* BEGIN GIVEN INFORMATION *

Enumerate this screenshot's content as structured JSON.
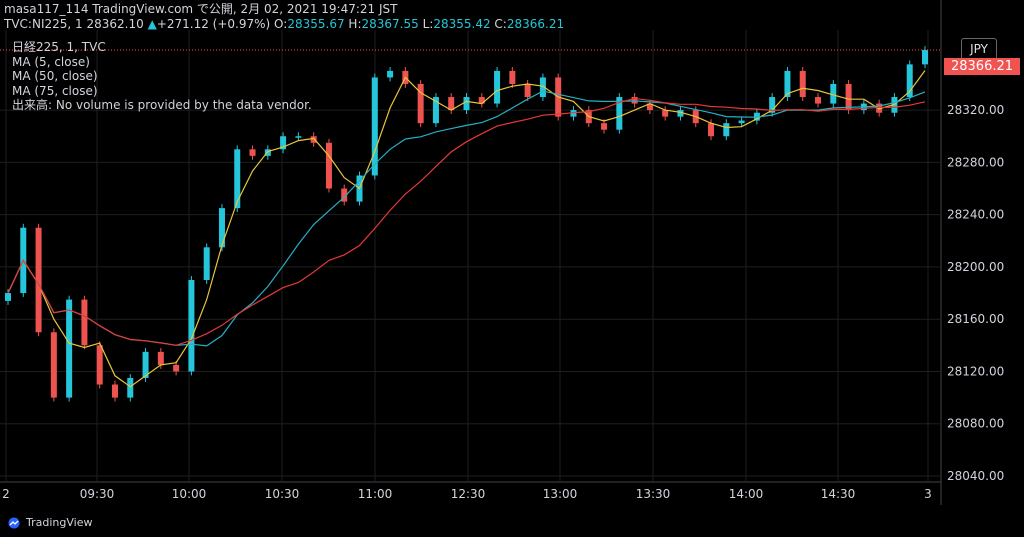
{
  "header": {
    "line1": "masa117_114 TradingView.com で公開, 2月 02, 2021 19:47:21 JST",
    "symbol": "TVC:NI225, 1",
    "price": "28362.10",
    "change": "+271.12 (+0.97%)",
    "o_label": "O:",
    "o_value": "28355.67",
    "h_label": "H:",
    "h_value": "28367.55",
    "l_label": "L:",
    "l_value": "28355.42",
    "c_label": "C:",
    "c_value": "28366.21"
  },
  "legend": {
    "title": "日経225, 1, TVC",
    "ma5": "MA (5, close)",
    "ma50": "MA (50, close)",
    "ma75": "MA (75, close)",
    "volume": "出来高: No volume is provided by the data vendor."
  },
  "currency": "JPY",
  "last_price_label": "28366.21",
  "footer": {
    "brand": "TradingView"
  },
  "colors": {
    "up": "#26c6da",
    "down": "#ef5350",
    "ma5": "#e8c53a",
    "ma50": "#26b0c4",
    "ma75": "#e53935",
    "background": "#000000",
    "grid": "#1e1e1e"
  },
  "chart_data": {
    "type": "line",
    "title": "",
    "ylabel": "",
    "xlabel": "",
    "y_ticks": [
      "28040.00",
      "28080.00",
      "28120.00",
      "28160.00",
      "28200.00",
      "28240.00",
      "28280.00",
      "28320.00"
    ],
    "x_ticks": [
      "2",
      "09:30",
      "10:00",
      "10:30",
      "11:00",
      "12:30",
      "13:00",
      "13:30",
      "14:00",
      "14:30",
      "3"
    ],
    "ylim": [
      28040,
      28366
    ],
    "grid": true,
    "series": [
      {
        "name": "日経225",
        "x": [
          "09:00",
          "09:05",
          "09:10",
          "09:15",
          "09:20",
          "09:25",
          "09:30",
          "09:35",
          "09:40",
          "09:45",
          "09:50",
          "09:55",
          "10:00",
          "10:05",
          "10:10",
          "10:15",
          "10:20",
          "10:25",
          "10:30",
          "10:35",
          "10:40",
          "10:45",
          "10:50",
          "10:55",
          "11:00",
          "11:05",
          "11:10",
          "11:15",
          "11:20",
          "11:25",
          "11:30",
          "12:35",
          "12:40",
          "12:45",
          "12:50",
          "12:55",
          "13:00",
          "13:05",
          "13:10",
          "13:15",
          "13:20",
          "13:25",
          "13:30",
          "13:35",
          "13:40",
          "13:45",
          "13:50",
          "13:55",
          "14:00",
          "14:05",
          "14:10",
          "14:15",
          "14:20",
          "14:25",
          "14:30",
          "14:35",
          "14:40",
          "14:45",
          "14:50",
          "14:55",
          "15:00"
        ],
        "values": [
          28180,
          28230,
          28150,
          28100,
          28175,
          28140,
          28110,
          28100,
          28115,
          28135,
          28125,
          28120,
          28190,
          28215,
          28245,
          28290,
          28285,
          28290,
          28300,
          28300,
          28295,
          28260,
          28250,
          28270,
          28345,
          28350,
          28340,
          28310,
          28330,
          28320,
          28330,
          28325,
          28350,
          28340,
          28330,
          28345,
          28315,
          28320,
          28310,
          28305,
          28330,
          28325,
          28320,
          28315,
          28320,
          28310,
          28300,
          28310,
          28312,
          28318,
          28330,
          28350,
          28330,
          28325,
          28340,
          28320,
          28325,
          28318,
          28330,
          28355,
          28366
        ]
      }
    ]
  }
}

* END GIVEN INFORMATION *

WHAT TO PRODUCE:
Find how many lines in the records contain the string "close", then give the number alone.

TASK RESULT:
3